⟨

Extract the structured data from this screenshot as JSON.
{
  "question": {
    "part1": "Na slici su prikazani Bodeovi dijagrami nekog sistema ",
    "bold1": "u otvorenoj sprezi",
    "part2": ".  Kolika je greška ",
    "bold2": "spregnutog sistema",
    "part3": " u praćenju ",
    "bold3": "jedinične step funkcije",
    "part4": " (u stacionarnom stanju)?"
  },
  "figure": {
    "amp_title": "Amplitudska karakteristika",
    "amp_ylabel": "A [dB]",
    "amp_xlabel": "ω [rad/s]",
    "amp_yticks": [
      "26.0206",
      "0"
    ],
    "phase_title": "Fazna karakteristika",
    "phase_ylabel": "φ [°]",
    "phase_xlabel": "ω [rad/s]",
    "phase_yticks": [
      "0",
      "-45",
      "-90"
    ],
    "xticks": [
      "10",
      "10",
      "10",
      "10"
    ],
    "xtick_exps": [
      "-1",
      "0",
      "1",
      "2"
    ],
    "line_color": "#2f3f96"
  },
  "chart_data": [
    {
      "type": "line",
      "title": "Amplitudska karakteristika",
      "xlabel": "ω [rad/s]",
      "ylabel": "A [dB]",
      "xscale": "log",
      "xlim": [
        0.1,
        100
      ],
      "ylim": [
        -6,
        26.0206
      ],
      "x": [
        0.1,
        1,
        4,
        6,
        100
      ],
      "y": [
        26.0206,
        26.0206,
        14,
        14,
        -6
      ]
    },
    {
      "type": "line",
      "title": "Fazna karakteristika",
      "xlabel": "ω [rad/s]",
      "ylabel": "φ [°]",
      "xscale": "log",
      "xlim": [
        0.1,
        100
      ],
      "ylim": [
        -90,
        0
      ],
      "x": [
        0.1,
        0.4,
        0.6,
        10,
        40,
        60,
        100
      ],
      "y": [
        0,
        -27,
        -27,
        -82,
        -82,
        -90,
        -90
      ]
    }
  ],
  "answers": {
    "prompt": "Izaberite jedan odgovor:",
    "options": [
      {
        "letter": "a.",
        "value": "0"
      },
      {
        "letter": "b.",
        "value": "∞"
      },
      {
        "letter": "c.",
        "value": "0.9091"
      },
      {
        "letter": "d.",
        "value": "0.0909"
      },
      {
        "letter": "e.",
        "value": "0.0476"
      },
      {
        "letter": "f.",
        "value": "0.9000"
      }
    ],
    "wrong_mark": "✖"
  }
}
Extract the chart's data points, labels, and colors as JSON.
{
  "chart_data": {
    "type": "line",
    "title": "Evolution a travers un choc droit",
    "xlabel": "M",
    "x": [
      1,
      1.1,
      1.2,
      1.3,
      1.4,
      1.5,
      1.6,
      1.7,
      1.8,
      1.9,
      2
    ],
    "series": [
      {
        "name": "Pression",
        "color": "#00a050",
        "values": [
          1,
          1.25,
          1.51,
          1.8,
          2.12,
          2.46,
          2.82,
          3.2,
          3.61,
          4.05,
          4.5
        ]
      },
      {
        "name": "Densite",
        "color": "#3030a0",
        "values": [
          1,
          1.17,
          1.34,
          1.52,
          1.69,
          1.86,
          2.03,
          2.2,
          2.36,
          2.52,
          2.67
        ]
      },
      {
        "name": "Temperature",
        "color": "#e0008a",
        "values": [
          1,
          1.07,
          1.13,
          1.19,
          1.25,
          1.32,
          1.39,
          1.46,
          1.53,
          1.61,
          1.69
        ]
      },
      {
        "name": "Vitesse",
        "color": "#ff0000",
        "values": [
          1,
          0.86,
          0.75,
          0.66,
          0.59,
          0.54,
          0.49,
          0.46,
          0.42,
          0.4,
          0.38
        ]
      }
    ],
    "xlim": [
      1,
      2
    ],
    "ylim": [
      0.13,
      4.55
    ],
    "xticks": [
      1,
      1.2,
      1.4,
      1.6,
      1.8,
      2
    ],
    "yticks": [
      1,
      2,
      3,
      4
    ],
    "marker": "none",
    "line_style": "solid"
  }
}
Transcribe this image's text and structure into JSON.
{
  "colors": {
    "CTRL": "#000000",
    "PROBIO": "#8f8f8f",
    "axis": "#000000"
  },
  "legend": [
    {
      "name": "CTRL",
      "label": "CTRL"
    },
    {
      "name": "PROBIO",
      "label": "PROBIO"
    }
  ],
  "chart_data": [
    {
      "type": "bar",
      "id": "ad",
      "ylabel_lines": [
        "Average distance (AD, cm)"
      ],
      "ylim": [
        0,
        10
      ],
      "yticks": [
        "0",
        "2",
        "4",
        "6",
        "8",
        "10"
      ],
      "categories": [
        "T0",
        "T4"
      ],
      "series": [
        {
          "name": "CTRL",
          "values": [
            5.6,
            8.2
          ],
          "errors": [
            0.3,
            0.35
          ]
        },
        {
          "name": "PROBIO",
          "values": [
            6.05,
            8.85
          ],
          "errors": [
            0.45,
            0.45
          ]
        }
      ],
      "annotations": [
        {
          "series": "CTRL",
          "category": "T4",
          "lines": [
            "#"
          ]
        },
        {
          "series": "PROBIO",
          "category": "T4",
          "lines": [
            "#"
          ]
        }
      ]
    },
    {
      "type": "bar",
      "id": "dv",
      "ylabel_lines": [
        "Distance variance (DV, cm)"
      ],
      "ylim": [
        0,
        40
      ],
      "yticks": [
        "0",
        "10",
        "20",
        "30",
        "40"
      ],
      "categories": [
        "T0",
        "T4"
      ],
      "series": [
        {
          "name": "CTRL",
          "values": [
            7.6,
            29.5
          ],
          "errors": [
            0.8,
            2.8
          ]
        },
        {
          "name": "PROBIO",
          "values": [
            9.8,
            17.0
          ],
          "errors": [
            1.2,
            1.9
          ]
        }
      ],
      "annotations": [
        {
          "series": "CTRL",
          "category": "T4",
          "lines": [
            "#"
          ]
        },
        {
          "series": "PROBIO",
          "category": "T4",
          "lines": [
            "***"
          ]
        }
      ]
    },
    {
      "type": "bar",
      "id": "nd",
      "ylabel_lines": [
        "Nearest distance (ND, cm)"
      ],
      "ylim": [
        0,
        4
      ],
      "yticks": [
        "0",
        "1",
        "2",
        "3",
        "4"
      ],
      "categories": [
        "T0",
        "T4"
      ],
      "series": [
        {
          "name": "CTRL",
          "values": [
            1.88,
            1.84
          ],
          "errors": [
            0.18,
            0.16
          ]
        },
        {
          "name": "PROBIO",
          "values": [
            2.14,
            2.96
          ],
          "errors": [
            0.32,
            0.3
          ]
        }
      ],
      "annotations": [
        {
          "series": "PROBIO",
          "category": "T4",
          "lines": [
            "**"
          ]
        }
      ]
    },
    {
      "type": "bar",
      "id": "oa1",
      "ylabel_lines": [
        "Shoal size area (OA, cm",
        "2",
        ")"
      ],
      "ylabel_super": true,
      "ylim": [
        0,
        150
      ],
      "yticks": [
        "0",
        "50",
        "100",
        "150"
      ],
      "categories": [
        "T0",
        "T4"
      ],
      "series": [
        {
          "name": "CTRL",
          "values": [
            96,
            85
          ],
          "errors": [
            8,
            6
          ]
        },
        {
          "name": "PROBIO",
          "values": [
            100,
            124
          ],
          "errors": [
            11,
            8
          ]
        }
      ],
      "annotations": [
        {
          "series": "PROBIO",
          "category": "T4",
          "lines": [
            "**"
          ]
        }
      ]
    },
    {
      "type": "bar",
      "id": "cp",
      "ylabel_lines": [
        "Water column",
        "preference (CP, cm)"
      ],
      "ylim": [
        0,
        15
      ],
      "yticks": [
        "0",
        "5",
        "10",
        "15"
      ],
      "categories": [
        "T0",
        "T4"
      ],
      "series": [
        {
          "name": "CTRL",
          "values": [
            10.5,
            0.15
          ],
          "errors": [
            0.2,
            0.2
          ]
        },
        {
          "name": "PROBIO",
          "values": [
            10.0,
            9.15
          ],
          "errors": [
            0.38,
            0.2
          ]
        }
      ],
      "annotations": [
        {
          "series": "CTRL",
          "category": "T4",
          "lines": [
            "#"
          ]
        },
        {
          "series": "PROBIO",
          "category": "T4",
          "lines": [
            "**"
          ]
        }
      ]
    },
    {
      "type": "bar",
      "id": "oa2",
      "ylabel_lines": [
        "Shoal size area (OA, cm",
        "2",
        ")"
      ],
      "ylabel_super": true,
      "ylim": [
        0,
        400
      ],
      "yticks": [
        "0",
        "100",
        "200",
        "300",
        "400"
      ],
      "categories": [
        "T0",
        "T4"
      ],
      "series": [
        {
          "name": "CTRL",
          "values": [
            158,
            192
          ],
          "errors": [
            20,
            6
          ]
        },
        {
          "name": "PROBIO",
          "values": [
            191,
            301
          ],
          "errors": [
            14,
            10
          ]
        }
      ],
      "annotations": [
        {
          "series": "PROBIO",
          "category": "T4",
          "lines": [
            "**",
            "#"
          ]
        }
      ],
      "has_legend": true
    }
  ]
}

⟩

### Task
Select and copy every line of the material that holds the string "JSON".

### Answer
Extract the structured data from this screenshot as JSON.
Extract the chart's data points, labels, and colors as JSON.
Transcribe this image's text and structure into JSON.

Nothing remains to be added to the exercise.